**Extract to read**
* * * * *

Where should project Weston go?

Bryce Harrington bryce at osg.samsung.com
Tue Dec 9 19:42:54 PST 2014


On Tue, Dec 09, 2014 at 11:36:42AM -0800, Jason Ekstrand wrote:
> Bryce,
> Thanks for your thoughts.  I've got a few of my own, but I decided to reply
> to your e-mail as it seemed the best branch-point for the actual discussion
> without replying to everything.
> 
> On Mon, Dec 8, 2014 at 3:26 PM, Bryce Harrington <bryce at osg.samsung.com>
> wrote:
> 
> > Performance is really only relevant in context to a use case; otherwise
> > this can lead us to pre-maturely optimizing stuff that no one cares
> > about.
> >
> > So, maybe "fast for embedded/mobile/automotive".  Or maybe there's an
> > implied use case in the original statement (i.e. fast desktop) that
> > should be made explicit.
> 
> I think that Weston's performance matters a lot in some respects and not
> much in others.  We don't want to overcomplicate things by prematurely
> optimizing or squeezing out every clock cycle we can.  However, Weston does
> give us the opportunity to show off some of cool performance things the
> Wayland protocol allows us to do.  One example of this is the planes
> support in the drm backend.  Weston may be the only desktop compositor
> around today that take a single subsurface out of a window, put it in a
> plane, and flip it directly to the screen.  This is fantastic for
> performance and power usage and is one of the advantages of the Wayland
> protocol.  If people come to us complaining that "you can't do that in
> Wayland" just because GNOME or KWin aren't doing it, we can point to Weston
> and say, "See, yes you can, they just aren't".  Another fantastic example
> of this is the way the RPi backend uses planes.  So I think showing off
> performance things we can do thanks to Wayland is important, squeezing out
> clock cycles isn't.

* * * * *

**To be done**
1. In the Weston email, which backend's use of planes is given as another example of what Weston can show off?
2. Duplicate the Weston email word for word, between "Bryce Harrington bryce" and "replying to everything.", inclusive.
The listing has no part in this.

**Provided material**

* * * * *

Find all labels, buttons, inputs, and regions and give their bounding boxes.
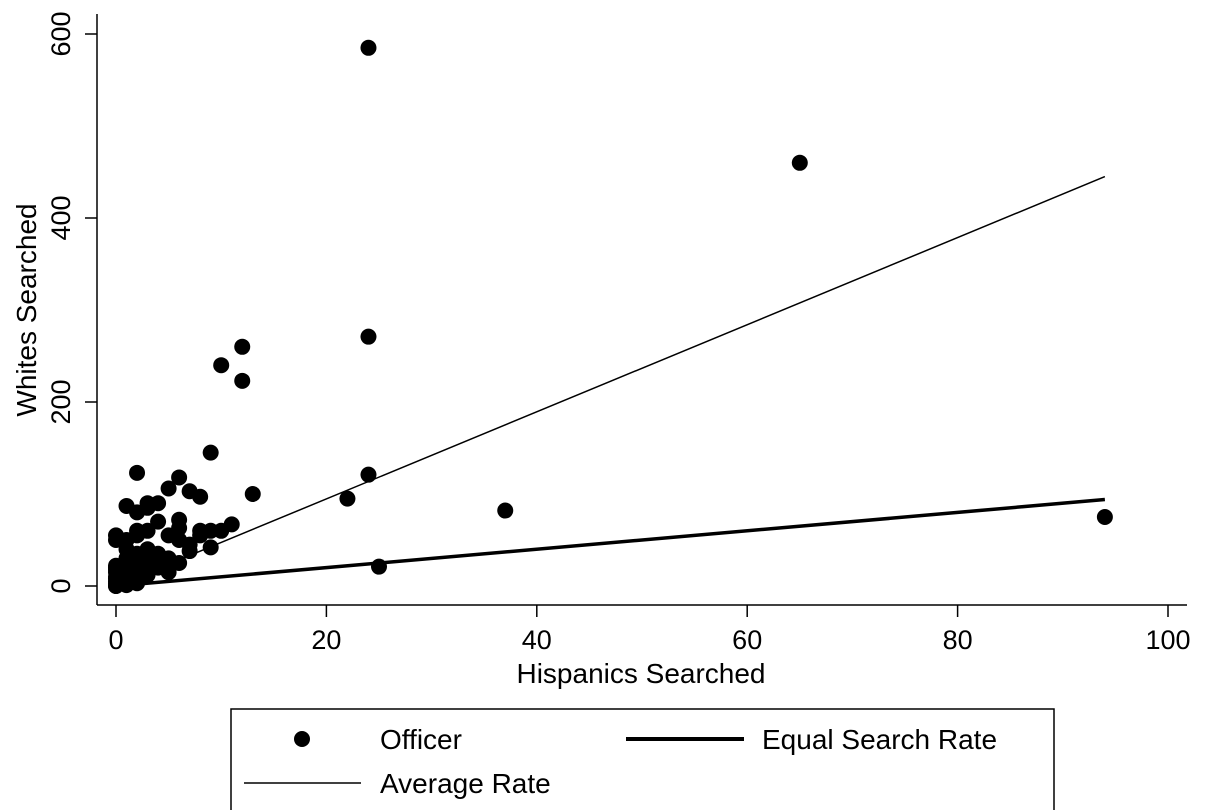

* * * * *

**Results by task**
1. The RPi backend.

2.
Bryce Harrington bryce at osg.samsung.com
Tue Dec 9 19:42:54 PST 2014


On Tue, Dec 09, 2014 at 11:36:42AM -0800, Jason Ekstrand wrote:
> Bryce,
> Thanks for your thoughts.  I've got a few of my own, but I decided to reply
> to your e-mail as it seemed the best branch-point for the actual discussion
> without replying to everything.